# Supplied records start

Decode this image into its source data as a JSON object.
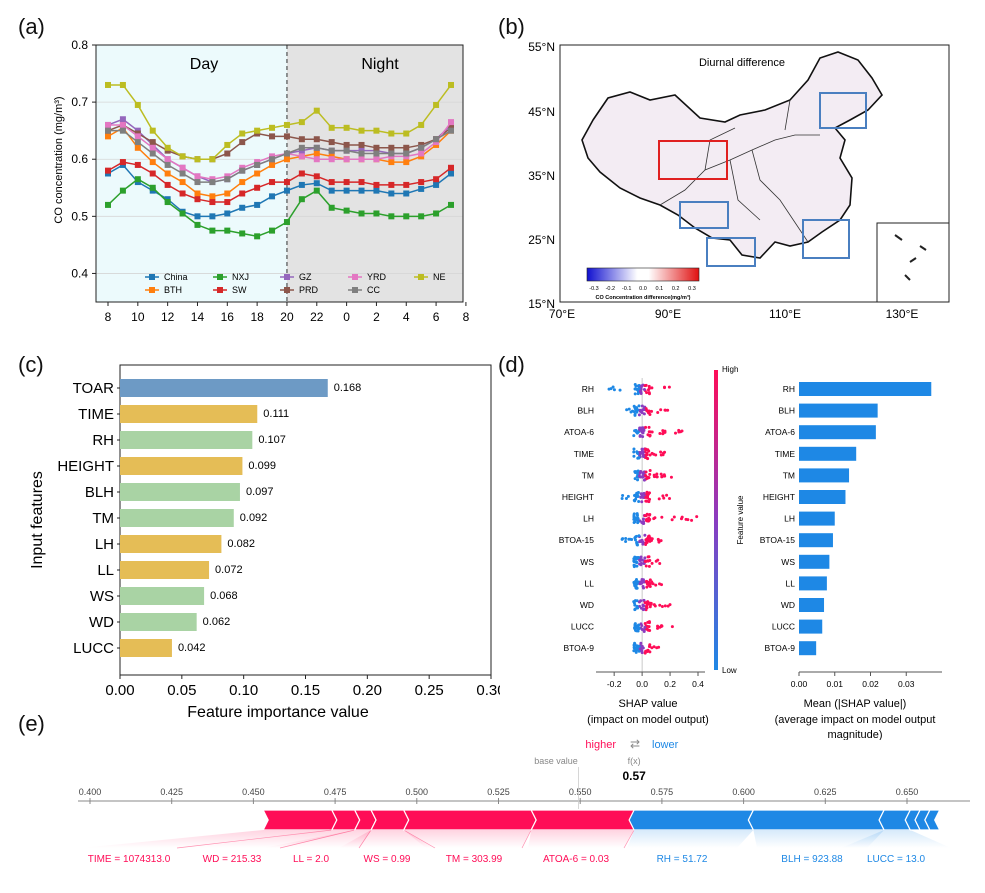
{
  "panel_labels": {
    "a": "(a)",
    "b": "(b)",
    "c": "(c)",
    "d": "(d)",
    "e": "(e)"
  },
  "chart_data": [
    {
      "id": "a",
      "type": "line",
      "annotations": {
        "day": "Day",
        "night": "Night"
      },
      "ylabel": "CO concentration (mg/m³)",
      "ylim": [
        0.35,
        0.8
      ],
      "yticks": [
        "0.4",
        "0.5",
        "0.6",
        "0.7",
        "0.8"
      ],
      "x_tick_labels": [
        "8",
        "10",
        "12",
        "14",
        "16",
        "18",
        "20",
        "22",
        "0",
        "2",
        "4",
        "6",
        "8"
      ],
      "series": [
        {
          "name": "China",
          "color": "#1f77b4",
          "values": [
            0.575,
            0.59,
            0.56,
            0.545,
            0.53,
            0.508,
            0.5,
            0.5,
            0.505,
            0.515,
            0.52,
            0.535,
            0.545,
            0.555,
            0.558,
            0.545,
            0.545,
            0.545,
            0.545,
            0.54,
            0.54,
            0.548,
            0.555,
            0.575
          ]
        },
        {
          "name": "BTH",
          "color": "#ff7f0e",
          "values": [
            0.64,
            0.655,
            0.62,
            0.595,
            0.575,
            0.56,
            0.54,
            0.535,
            0.54,
            0.56,
            0.575,
            0.59,
            0.6,
            0.605,
            0.61,
            0.605,
            0.6,
            0.6,
            0.6,
            0.595,
            0.595,
            0.605,
            0.625,
            0.65
          ]
        },
        {
          "name": "NXJ",
          "color": "#2ca02c",
          "values": [
            0.52,
            0.545,
            0.565,
            0.55,
            0.525,
            0.505,
            0.485,
            0.475,
            0.475,
            0.47,
            0.465,
            0.475,
            0.49,
            0.53,
            0.545,
            0.515,
            0.51,
            0.505,
            0.505,
            0.5,
            0.5,
            0.5,
            0.505,
            0.52
          ]
        },
        {
          "name": "SW",
          "color": "#d62728",
          "values": [
            0.58,
            0.595,
            0.59,
            0.575,
            0.555,
            0.54,
            0.53,
            0.525,
            0.525,
            0.54,
            0.55,
            0.56,
            0.56,
            0.575,
            0.57,
            0.56,
            0.56,
            0.56,
            0.555,
            0.555,
            0.555,
            0.56,
            0.565,
            0.585
          ]
        },
        {
          "name": "GZ",
          "color": "#9467bd",
          "values": [
            0.66,
            0.67,
            0.65,
            0.625,
            0.6,
            0.585,
            0.57,
            0.56,
            0.565,
            0.58,
            0.59,
            0.6,
            0.61,
            0.615,
            0.62,
            0.615,
            0.615,
            0.615,
            0.615,
            0.61,
            0.61,
            0.62,
            0.635,
            0.66
          ]
        },
        {
          "name": "PRD",
          "color": "#8c564b",
          "values": [
            0.65,
            0.66,
            0.645,
            0.63,
            0.615,
            0.605,
            0.6,
            0.6,
            0.61,
            0.63,
            0.645,
            0.64,
            0.64,
            0.635,
            0.635,
            0.63,
            0.625,
            0.625,
            0.62,
            0.62,
            0.62,
            0.625,
            0.635,
            0.655
          ]
        },
        {
          "name": "YRD",
          "color": "#e377c2",
          "values": [
            0.66,
            0.66,
            0.64,
            0.62,
            0.6,
            0.585,
            0.57,
            0.565,
            0.57,
            0.585,
            0.595,
            0.605,
            0.61,
            0.605,
            0.6,
            0.6,
            0.6,
            0.6,
            0.6,
            0.605,
            0.605,
            0.61,
            0.63,
            0.665
          ]
        },
        {
          "name": "CC",
          "color": "#7f7f7f",
          "values": [
            0.65,
            0.65,
            0.63,
            0.61,
            0.59,
            0.575,
            0.56,
            0.56,
            0.565,
            0.58,
            0.59,
            0.6,
            0.61,
            0.62,
            0.62,
            0.615,
            0.615,
            0.61,
            0.61,
            0.61,
            0.61,
            0.62,
            0.635,
            0.65
          ]
        },
        {
          "name": "NE",
          "color": "#bcbd22",
          "values": [
            0.73,
            0.73,
            0.695,
            0.65,
            0.62,
            0.605,
            0.6,
            0.6,
            0.625,
            0.645,
            0.65,
            0.655,
            0.66,
            0.665,
            0.685,
            0.655,
            0.655,
            0.65,
            0.65,
            0.645,
            0.645,
            0.66,
            0.695,
            0.73
          ]
        }
      ]
    },
    {
      "id": "b",
      "type": "heatmap",
      "title": "Diurnal difference",
      "lat_labels": [
        "55°N",
        "45°N",
        "35°N",
        "25°N",
        "15°N"
      ],
      "lon_labels": [
        "70°E",
        "90°E",
        "110°E",
        "130°E"
      ],
      "colorbar_ticks": [
        "-0.3",
        "-0.2",
        "-0.1",
        "0.0",
        "0.1",
        "0.2",
        "0.3"
      ],
      "colorbar_label": "CO Concentration difference(mg/m³)"
    },
    {
      "id": "c",
      "type": "bar",
      "orientation": "horizontal",
      "xlabel": "Feature importance value",
      "ylabel": "Input features",
      "xlim": [
        0,
        0.3
      ],
      "xticks": [
        "0.00",
        "0.05",
        "0.10",
        "0.15",
        "0.20",
        "0.25",
        "0.30"
      ],
      "categories": [
        "TOAR",
        "TIME",
        "RH",
        "HEIGHT",
        "BLH",
        "TM",
        "LH",
        "LL",
        "WS",
        "WD",
        "LUCC"
      ],
      "values": [
        0.168,
        0.111,
        0.107,
        0.099,
        0.097,
        0.092,
        0.082,
        0.072,
        0.068,
        0.062,
        0.042
      ],
      "value_labels": [
        "0.168",
        "0.111",
        "0.107",
        "0.099",
        "0.097",
        "0.092",
        "0.082",
        "0.072",
        "0.068",
        "0.062",
        "0.042"
      ],
      "bar_colors": [
        "#6d9ac5",
        "#e5bd56",
        "#a9d3a4",
        "#e5bd56",
        "#a9d3a4",
        "#a9d3a4",
        "#e5bd56",
        "#e5bd56",
        "#a9d3a4",
        "#a9d3a4",
        "#e5bd56"
      ]
    },
    {
      "id": "d-left",
      "type": "scatter",
      "features": [
        "RH",
        "BLH",
        "ATOA-6",
        "TIME",
        "TM",
        "HEIGHT",
        "LH",
        "BTOA-15",
        "WS",
        "LL",
        "WD",
        "LUCC",
        "BTOA-9"
      ],
      "xticks": [
        "-0.2",
        "0.0",
        "0.2",
        "0.4"
      ],
      "xlim": [
        -0.33,
        0.45
      ],
      "xlabel_line1": "SHAP value",
      "xlabel_line2": "(impact on model output)",
      "colorbar_high": "High",
      "colorbar_low": "Low",
      "colorbar_label": "Feature value",
      "spread": [
        {
          "min": -0.28,
          "max": 0.25
        },
        {
          "min": -0.12,
          "max": 0.2
        },
        {
          "min": -0.05,
          "max": 0.38
        },
        {
          "min": -0.06,
          "max": 0.22
        },
        {
          "min": -0.06,
          "max": 0.23
        },
        {
          "min": -0.15,
          "max": 0.22
        },
        {
          "min": -0.1,
          "max": 0.4
        },
        {
          "min": -0.15,
          "max": 0.14
        },
        {
          "min": -0.06,
          "max": 0.14
        },
        {
          "min": -0.06,
          "max": 0.14
        },
        {
          "min": -0.06,
          "max": 0.2
        },
        {
          "min": -0.06,
          "max": 0.22
        },
        {
          "min": -0.05,
          "max": 0.12
        }
      ]
    },
    {
      "id": "d-right",
      "type": "bar",
      "orientation": "horizontal",
      "categories": [
        "RH",
        "BLH",
        "ATOA-6",
        "TIME",
        "TM",
        "HEIGHT",
        "LH",
        "BTOA-15",
        "WS",
        "LL",
        "WD",
        "LUCC",
        "BTOA-9"
      ],
      "values": [
        0.037,
        0.022,
        0.0215,
        0.016,
        0.014,
        0.013,
        0.01,
        0.0095,
        0.0085,
        0.0078,
        0.007,
        0.0065,
        0.0048
      ],
      "xticks": [
        "0.00",
        "0.01",
        "0.02",
        "0.03"
      ],
      "xlim": [
        0,
        0.04
      ],
      "xlabel_line1": "Mean (|SHAP value|)",
      "xlabel_line2": "(average impact on model output",
      "xlabel_line3": "magnitude)",
      "bar_color": "#1e88e5"
    },
    {
      "id": "e",
      "type": "bar",
      "subtype": "force-plot",
      "legend_higher": "higher",
      "legend_arrows": "⇄",
      "legend_lower": "lower",
      "base_value_label": "base value",
      "fx_label": "f(x)",
      "fx_value": "0.57",
      "xticks": [
        "0.400",
        "0.425",
        "0.450",
        "0.475",
        "0.500",
        "0.525",
        "0.550",
        "0.575",
        "0.600",
        "0.625",
        "0.650"
      ],
      "xlim": [
        0.395,
        0.665
      ],
      "fx": 0.5665,
      "positive_color": "#ff0d57",
      "negative_color": "#1e88e5",
      "positive": [
        {
          "label": "TIME = 1074313.0",
          "from": 0.453,
          "to": 0.474
        },
        {
          "label": "WD = 215.33",
          "from": 0.474,
          "to": 0.481
        },
        {
          "label": "LL = 2.0",
          "from": 0.481,
          "to": 0.486
        },
        {
          "label": "WS = 0.99",
          "from": 0.486,
          "to": 0.496
        },
        {
          "label": "TM = 303.99",
          "from": 0.496,
          "to": 0.535
        },
        {
          "label": "ATOA-6 = 0.03",
          "from": 0.535,
          "to": 0.5665
        }
      ],
      "negative": [
        {
          "label": "RH = 51.72",
          "from": 0.5665,
          "to": 0.603
        },
        {
          "label": "BLH = 923.88",
          "from": 0.603,
          "to": 0.643
        },
        {
          "label": "LUCC = 13.0",
          "from": 0.643,
          "to": 0.651
        },
        {
          "label": "",
          "from": 0.651,
          "to": 0.654
        },
        {
          "label": "",
          "from": 0.654,
          "to": 0.657
        },
        {
          "label": "",
          "from": 0.657,
          "to": 0.66
        }
      ]
    }
  ]
}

# Supplied records end

* _Written task_
Pick out the lines that include the word "from" and write them out.

* _Response to the exercise_
          "from": 0.453,
          "from": 0.474,
          "from": 0.481,
          "from": 0.486,
          "from": 0.496,
          "from": 0.535,
          "from": 0.5665,
          "from": 0.603,
          "from": 0.643,
          "from": 0.651,
          "from": 0.654,
          "from": 0.657,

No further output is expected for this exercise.